Directive
Search the records that follow and extract every line containing the string "title".

Supplied records

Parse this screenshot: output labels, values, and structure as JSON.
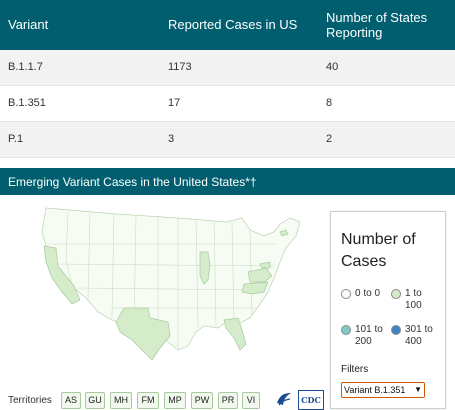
{
  "table": {
    "headers": [
      "Variant",
      "Reported Cases in US",
      "Number of States Reporting"
    ],
    "rows": [
      [
        "B.1.1.7",
        "1173",
        "40"
      ],
      [
        "B.1.351",
        "17",
        "8"
      ],
      [
        "P.1",
        "3",
        "2"
      ]
    ]
  },
  "map": {
    "title": "Emerging Variant Cases in the United States*†",
    "colors": {
      "zero": "#f6fcf3",
      "low": "#d4ecca",
      "mid": "#7ccbc5",
      "high": "#3d86c1",
      "border": "#b8d3b0"
    }
  },
  "legend": {
    "title": "Number of Cases",
    "items": [
      {
        "label": "0 to 0",
        "color": "#ffffff"
      },
      {
        "label": "1 to 100",
        "color": "#d4ecca"
      },
      {
        "label": "101 to 200",
        "color": "#7ccbc5"
      },
      {
        "label": "301 to 400",
        "color": "#3d86c1"
      }
    ],
    "filters_label": "Filters",
    "filter_value": "Variant B.1.351"
  },
  "territories": {
    "label": "Territories",
    "items": [
      "AS",
      "GU",
      "MH",
      "FM",
      "MP",
      "PW",
      "PR",
      "VI"
    ]
  },
  "logos": {
    "cdc": "CDC"
  }
}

Task response
    "title": "Emerging Variant Cases in the United States*†",
    "title": "Number of Cases",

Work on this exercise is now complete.